Given request
Output every entry exactly as written, but omit the pictures.

(Extracted data entries)
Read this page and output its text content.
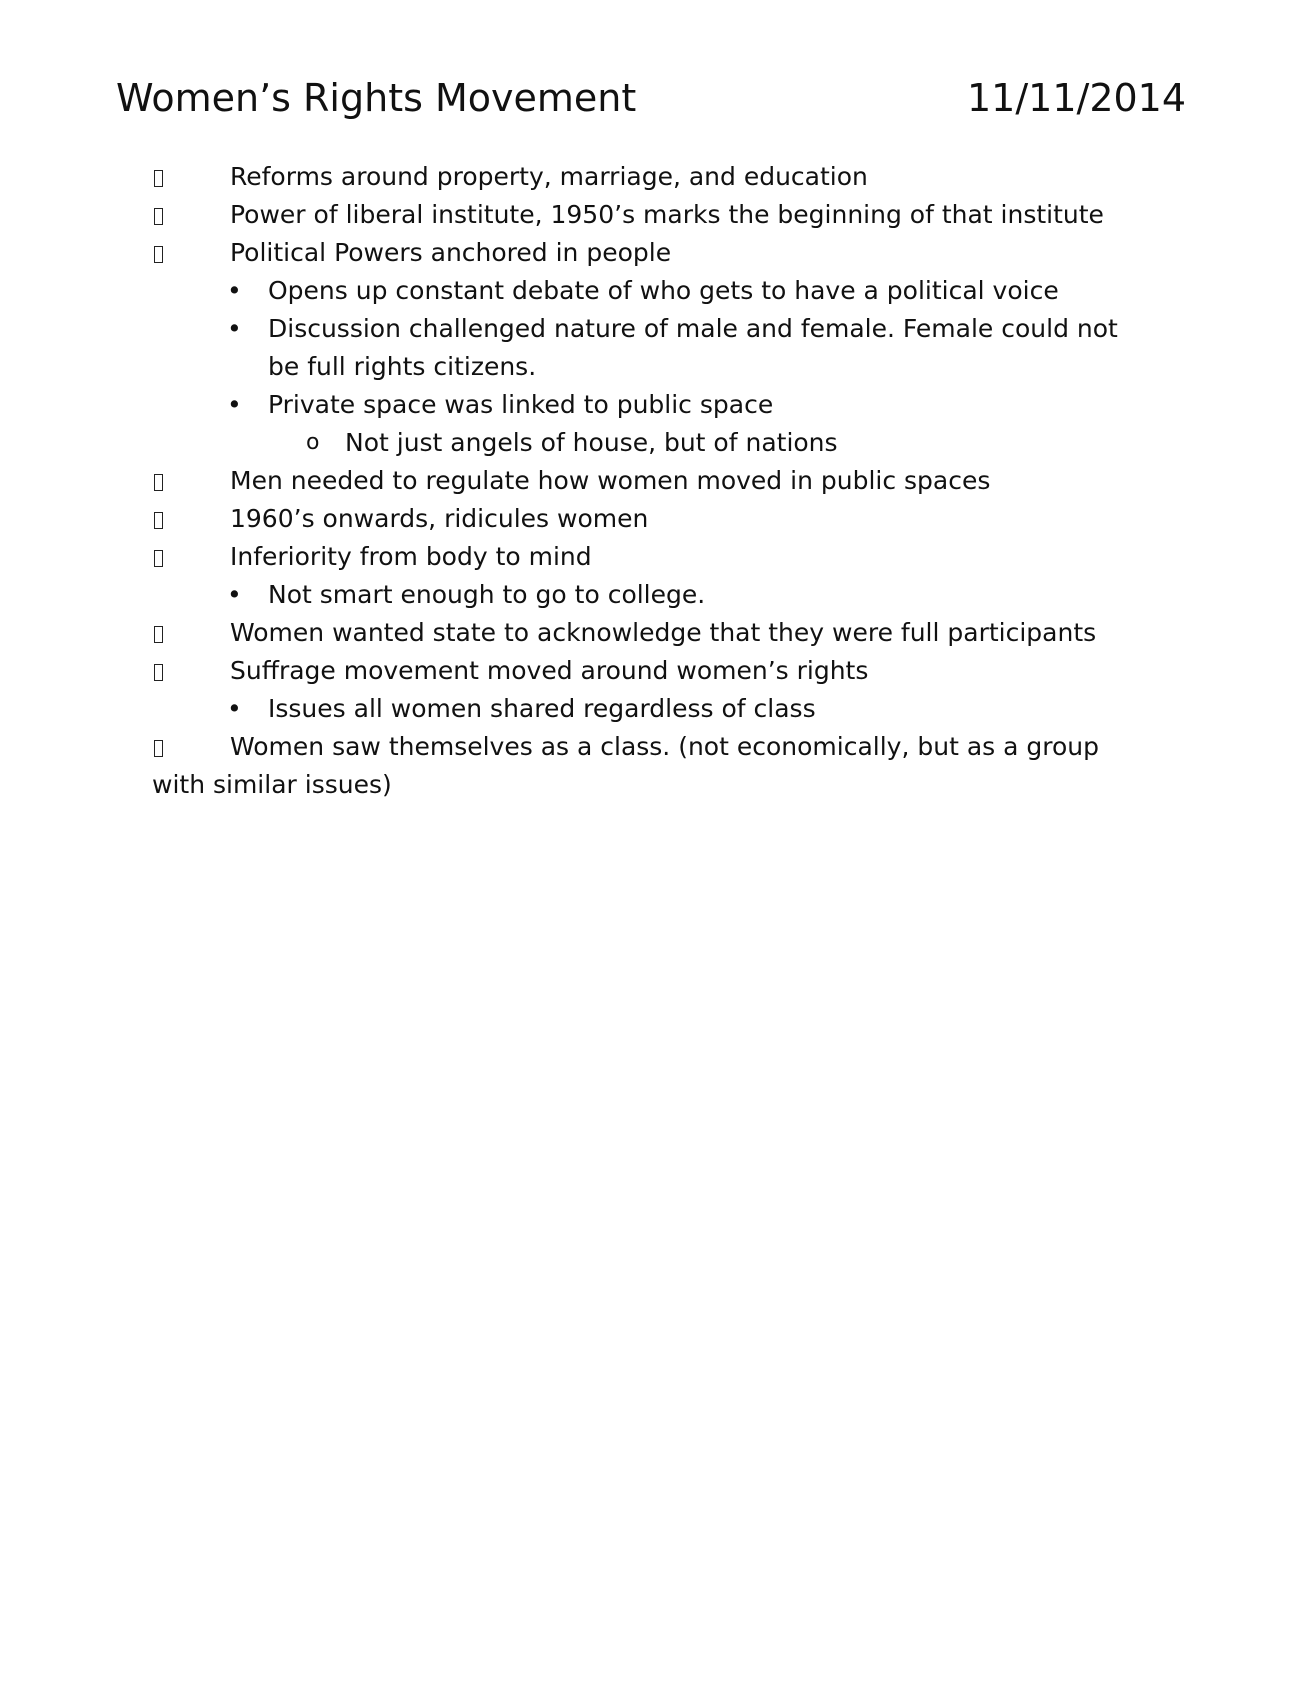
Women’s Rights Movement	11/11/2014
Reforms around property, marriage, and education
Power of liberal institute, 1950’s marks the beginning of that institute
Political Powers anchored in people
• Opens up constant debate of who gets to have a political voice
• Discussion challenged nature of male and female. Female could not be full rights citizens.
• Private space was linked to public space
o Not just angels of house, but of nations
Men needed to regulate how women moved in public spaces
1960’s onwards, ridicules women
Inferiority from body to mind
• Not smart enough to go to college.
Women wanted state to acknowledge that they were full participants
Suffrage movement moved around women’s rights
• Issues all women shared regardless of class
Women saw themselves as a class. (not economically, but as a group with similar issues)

Worked answer
Read this page and output its text content.
Women’s Rights Movement	11/11/2014
Reforms around property, marriage, and education
Power of liberal institute, 1950’s marks the beginning of that institute
Political Powers anchored in people
• Opens up constant debate of who gets to have a political voice
• Discussion challenged nature of male and female. Female could not be full rights citizens.
• Private space was linked to public space
o Not just angels of house, but of nations
Men needed to regulate how women moved in public spaces
1960’s onwards, ridicules women
Inferiority from body to mind
• Not smart enough to go to college.
Women wanted state to acknowledge that they were full participants
Suffrage movement moved around women’s rights
• Issues all women shared regardless of class
Women saw themselves as a class. (not economically, but as a group with similar issues)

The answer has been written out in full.